[START OF GIVEN INFORMATION]

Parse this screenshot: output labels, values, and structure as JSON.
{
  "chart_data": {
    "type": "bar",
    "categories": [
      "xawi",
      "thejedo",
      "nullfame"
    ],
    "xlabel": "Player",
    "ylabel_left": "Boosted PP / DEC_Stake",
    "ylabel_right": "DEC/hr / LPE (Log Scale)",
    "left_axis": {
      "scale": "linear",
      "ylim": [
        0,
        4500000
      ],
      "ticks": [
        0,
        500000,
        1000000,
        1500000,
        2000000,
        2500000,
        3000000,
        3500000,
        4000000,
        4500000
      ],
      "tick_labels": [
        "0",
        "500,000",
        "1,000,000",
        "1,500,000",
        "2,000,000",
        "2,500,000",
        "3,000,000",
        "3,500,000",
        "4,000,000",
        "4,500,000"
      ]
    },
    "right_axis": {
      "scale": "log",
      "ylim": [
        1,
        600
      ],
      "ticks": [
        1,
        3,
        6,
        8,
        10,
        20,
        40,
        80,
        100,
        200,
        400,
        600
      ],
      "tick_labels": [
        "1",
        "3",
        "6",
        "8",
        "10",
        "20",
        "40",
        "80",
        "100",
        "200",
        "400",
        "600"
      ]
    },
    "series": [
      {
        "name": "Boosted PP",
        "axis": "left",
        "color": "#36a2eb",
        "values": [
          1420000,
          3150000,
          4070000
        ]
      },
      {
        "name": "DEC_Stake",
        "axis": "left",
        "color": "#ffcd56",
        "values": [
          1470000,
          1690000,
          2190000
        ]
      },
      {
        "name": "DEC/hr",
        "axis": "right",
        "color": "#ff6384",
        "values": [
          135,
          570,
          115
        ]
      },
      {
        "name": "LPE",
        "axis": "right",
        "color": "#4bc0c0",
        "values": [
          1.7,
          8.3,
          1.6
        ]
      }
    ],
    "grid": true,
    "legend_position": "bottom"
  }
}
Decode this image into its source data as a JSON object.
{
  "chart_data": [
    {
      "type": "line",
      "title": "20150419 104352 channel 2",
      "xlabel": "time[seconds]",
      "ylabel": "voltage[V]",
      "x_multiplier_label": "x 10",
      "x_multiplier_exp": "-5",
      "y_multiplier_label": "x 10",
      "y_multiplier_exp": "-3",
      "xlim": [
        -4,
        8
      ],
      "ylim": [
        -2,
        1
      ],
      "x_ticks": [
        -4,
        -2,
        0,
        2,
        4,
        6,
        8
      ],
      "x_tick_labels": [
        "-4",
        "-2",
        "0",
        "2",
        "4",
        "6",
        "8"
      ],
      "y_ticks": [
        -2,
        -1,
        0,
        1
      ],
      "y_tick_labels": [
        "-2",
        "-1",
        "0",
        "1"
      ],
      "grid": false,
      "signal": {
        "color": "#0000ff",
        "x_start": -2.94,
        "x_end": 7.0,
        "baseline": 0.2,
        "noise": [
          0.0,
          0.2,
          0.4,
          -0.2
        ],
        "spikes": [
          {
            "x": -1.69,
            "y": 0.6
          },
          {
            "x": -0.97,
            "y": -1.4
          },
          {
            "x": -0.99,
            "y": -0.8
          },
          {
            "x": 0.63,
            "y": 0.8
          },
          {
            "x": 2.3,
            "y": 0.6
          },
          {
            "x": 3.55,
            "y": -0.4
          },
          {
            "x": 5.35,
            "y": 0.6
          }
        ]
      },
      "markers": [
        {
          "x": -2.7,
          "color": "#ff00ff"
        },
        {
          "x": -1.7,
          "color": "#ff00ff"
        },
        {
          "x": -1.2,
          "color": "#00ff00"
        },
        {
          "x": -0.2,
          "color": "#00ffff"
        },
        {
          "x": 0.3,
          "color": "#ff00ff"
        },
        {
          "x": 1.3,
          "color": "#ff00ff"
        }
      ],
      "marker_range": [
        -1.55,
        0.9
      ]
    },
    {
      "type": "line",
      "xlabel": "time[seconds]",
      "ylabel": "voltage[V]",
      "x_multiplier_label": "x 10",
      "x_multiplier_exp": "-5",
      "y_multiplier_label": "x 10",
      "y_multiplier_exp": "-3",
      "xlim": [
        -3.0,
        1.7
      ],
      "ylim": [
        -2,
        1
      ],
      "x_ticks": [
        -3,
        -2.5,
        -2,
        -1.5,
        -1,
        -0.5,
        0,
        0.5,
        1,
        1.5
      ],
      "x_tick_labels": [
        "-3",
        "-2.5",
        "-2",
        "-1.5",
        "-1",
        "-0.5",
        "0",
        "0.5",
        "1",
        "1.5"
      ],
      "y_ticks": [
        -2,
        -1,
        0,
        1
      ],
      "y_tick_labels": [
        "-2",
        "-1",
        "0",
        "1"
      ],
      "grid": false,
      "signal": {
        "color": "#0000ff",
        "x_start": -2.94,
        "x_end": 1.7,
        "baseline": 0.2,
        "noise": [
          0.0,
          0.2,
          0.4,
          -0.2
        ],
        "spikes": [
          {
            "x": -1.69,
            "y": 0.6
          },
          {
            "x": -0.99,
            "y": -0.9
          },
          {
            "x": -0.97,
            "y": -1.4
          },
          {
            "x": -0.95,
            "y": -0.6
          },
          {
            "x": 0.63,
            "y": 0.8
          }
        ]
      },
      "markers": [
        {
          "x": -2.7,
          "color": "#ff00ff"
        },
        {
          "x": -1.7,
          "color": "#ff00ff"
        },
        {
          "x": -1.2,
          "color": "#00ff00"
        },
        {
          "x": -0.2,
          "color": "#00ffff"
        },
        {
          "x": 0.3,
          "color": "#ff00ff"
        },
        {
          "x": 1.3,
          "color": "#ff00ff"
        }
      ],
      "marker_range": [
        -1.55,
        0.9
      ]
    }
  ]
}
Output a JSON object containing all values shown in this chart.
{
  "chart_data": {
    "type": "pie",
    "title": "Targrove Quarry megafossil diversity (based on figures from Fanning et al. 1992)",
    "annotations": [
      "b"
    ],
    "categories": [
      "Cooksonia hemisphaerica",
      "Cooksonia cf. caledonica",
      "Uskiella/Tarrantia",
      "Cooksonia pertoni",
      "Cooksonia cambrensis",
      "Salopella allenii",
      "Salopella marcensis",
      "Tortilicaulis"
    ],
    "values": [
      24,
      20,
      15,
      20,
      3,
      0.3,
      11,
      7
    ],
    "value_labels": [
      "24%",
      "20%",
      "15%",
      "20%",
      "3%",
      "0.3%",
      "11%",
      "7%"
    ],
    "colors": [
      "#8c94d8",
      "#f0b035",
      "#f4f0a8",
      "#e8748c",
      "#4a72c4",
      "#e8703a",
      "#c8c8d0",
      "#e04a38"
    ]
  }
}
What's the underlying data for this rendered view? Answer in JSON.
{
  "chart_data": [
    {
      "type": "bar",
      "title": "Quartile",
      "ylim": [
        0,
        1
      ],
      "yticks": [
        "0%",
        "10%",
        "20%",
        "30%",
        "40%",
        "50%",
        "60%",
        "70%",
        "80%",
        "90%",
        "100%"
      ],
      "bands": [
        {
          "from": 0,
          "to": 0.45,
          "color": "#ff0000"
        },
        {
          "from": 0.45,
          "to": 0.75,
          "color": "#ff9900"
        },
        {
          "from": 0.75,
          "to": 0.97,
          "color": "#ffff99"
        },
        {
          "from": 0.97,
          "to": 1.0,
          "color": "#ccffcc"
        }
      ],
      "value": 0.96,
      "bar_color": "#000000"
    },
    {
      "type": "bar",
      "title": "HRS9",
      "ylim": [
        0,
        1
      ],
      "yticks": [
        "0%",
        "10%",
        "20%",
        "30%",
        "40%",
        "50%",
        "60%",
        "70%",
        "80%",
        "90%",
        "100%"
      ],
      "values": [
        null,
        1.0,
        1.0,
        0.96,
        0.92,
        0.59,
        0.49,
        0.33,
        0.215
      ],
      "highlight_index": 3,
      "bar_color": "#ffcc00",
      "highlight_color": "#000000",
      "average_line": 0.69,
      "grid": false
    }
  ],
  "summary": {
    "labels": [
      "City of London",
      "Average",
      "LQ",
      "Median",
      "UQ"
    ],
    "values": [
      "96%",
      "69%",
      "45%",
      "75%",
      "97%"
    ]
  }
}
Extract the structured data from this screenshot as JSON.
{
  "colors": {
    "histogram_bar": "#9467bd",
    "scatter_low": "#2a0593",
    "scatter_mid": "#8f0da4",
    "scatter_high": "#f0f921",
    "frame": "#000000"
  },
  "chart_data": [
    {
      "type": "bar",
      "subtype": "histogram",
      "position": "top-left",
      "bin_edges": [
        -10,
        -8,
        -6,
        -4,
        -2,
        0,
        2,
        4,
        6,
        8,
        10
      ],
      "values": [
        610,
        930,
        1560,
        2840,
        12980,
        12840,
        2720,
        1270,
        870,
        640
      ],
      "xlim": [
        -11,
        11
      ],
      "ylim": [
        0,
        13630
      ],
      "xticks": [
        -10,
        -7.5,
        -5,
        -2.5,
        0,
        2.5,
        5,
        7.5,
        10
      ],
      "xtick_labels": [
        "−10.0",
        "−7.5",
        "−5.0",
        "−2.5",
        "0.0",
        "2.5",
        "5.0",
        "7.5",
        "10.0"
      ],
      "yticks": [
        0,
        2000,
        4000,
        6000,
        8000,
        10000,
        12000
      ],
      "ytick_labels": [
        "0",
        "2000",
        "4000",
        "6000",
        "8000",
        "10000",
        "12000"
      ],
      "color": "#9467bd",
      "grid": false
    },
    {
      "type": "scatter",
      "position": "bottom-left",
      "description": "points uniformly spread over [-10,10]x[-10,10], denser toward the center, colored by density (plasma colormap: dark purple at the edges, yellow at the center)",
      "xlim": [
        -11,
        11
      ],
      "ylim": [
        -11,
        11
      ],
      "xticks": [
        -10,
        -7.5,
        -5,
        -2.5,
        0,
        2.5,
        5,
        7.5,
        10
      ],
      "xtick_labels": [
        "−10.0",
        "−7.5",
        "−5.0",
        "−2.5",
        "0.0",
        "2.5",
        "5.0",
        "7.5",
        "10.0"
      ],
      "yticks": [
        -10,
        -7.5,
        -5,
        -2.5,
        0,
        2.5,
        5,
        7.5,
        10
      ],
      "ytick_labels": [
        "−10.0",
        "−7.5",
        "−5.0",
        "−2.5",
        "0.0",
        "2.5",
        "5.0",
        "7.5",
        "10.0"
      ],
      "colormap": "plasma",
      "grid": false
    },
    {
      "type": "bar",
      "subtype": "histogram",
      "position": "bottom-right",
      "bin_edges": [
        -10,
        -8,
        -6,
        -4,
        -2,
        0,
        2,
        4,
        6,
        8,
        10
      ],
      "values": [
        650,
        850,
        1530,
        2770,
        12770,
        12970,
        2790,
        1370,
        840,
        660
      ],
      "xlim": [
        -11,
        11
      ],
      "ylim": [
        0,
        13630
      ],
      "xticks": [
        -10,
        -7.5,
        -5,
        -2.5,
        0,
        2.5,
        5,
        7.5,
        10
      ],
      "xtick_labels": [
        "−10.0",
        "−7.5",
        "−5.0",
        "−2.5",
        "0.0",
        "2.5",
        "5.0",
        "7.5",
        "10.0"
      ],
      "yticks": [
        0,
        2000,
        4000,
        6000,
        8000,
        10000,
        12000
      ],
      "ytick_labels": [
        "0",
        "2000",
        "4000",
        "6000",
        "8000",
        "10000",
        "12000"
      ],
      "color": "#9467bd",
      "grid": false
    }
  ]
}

[END OF GIVEN INFORMATION]

TASK GOAL – Filter the entries down to the lines containing "name". Copy each of those lines.

RESULT OF THIS TASK –
        "name": "Boosted PP",
        "name": "DEC_Stake",
        "name": "DEC/hr",
        "name": "LPE",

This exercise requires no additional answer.